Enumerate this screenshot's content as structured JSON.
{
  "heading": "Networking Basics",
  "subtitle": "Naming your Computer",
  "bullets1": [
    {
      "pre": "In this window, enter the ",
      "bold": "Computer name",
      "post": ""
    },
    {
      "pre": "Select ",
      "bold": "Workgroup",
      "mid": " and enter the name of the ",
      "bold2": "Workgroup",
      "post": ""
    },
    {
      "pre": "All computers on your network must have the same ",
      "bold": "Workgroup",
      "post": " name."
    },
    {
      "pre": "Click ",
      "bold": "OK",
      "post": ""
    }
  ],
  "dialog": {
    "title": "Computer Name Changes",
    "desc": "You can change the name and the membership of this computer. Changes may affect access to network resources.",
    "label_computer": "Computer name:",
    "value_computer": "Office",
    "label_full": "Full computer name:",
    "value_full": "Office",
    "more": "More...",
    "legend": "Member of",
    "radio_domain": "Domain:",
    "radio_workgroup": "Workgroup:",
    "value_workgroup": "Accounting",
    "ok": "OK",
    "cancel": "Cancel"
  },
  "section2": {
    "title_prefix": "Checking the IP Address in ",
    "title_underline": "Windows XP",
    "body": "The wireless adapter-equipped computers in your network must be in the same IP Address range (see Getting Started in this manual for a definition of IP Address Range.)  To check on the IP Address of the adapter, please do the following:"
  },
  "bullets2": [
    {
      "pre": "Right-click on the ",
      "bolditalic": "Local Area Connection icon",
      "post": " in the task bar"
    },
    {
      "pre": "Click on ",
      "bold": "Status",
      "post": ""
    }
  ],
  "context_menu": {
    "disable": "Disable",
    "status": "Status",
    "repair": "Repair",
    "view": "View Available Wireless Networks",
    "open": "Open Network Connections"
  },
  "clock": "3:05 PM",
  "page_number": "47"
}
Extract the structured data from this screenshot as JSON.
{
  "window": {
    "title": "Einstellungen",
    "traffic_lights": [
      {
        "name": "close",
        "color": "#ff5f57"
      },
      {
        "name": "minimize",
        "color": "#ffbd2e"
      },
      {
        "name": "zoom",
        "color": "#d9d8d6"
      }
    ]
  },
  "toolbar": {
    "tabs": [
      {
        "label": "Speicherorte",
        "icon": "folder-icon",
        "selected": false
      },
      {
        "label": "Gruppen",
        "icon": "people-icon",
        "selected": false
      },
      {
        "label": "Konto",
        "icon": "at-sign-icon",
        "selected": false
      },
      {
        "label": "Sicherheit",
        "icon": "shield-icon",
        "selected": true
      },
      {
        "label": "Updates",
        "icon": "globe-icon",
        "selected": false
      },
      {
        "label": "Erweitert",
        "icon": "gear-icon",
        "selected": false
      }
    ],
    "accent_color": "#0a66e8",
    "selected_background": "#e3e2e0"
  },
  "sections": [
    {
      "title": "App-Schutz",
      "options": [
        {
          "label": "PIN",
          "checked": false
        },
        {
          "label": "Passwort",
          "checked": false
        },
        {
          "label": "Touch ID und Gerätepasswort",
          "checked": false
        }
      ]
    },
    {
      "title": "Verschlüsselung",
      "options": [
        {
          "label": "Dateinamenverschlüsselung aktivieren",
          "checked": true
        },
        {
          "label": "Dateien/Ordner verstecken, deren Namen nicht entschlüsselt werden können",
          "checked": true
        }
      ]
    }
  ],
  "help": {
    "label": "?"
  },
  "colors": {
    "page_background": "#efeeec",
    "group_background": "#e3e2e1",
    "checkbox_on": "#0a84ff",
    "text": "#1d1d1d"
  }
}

★ ★ ★ ★ ★ ★ ★

**Written problem**.
Print every entry exactly as written.

**Correct response**.
Enumerate this screenshot's content as structured JSON.
{
  "heading": "Networking Basics",
  "subtitle": "Naming your Computer",
  "bullets1": [
    {
      "pre": "In this window, enter the ",
      "bold": "Computer name",
      "post": ""
    },
    {
      "pre": "Select ",
      "bold": "Workgroup",
      "mid": " and enter the name of the ",
      "bold2": "Workgroup",
      "post": ""
    },
    {
      "pre": "All computers on your network must have the same ",
      "bold": "Workgroup",
      "post": " name."
    },
    {
      "pre": "Click ",
      "bold": "OK",
      "post": ""
    }
  ],
  "dialog": {
    "title": "Computer Name Changes",
    "desc": "You can change the name and the membership of this computer. Changes may affect access to network resources.",
    "label_computer": "Computer name:",
    "value_computer": "Office",
    "label_full": "Full computer name:",
    "value_full": "Office",
    "more": "More...",
    "legend": "Member of",
    "radio_domain": "Domain:",
    "radio_workgroup": "Workgroup:",
    "value_workgroup": "Accounting",
    "ok": "OK",
    "cancel": "Cancel"
  },
  "section2": {
    "title_prefix": "Checking the IP Address in ",
    "title_underline": "Windows XP",
    "body": "The wireless adapter-equipped computers in your network must be in the same IP Address range (see Getting Started in this manual for a definition of IP Address Range.)  To check on the IP Address of the adapter, please do the following:"
  },
  "bullets2": [
    {
      "pre": "Right-click on the ",
      "bolditalic": "Local Area Connection icon",
      "post": " in the task bar"
    },
    {
      "pre": "Click on ",
      "bold": "Status",
      "post": ""
    }
  ],
  "context_menu": {
    "disable": "Disable",
    "status": "Status",
    "repair": "Repair",
    "view": "View Available Wireless Networks",
    "open": "Open Network Connections"
  },
  "clock": "3:05 PM",
  "page_number": "47"
}
Extract the structured data from this screenshot as JSON.
{
  "window": {
    "title": "Einstellungen",
    "traffic_lights": [
      {
        "name": "close",
        "color": "#ff5f57"
      },
      {
        "name": "minimize",
        "color": "#ffbd2e"
      },
      {
        "name": "zoom",
        "color": "#d9d8d6"
      }
    ]
  },
  "toolbar": {
    "tabs": [
      {
        "label": "Speicherorte",
        "icon": "folder-icon",
        "selected": false
      },
      {
        "label": "Gruppen",
        "icon": "people-icon",
        "selected": false
      },
      {
        "label": "Konto",
        "icon": "at-sign-icon",
        "selected": false
      },
      {
        "label": "Sicherheit",
        "icon": "shield-icon",
        "selected": true
      },
      {
        "label": "Updates",
        "icon": "globe-icon",
        "selected": false
      },
      {
        "label": "Erweitert",
        "icon": "gear-icon",
        "selected": false
      }
    ],
    "accent_color": "#0a66e8",
    "selected_background": "#e3e2e0"
  },
  "sections": [
    {
      "title": "App-Schutz",
      "options": [
        {
          "label": "PIN",
          "checked": false
        },
        {
          "label": "Passwort",
          "checked": false
        },
        {
          "label": "Touch ID und Gerätepasswort",
          "checked": false
        }
      ]
    },
    {
      "title": "Verschlüsselung",
      "options": [
        {
          "label": "Dateinamenverschlüsselung aktivieren",
          "checked": true
        },
        {
          "label": "Dateien/Ordner verstecken, deren Namen nicht entschlüsselt werden können",
          "checked": true
        }
      ]
    }
  ],
  "help": {
    "label": "?"
  },
  "colors": {
    "page_background": "#efeeec",
    "group_background": "#e3e2e1",
    "checkbox_on": "#0a84ff",
    "text": "#1d1d1d"
  }
}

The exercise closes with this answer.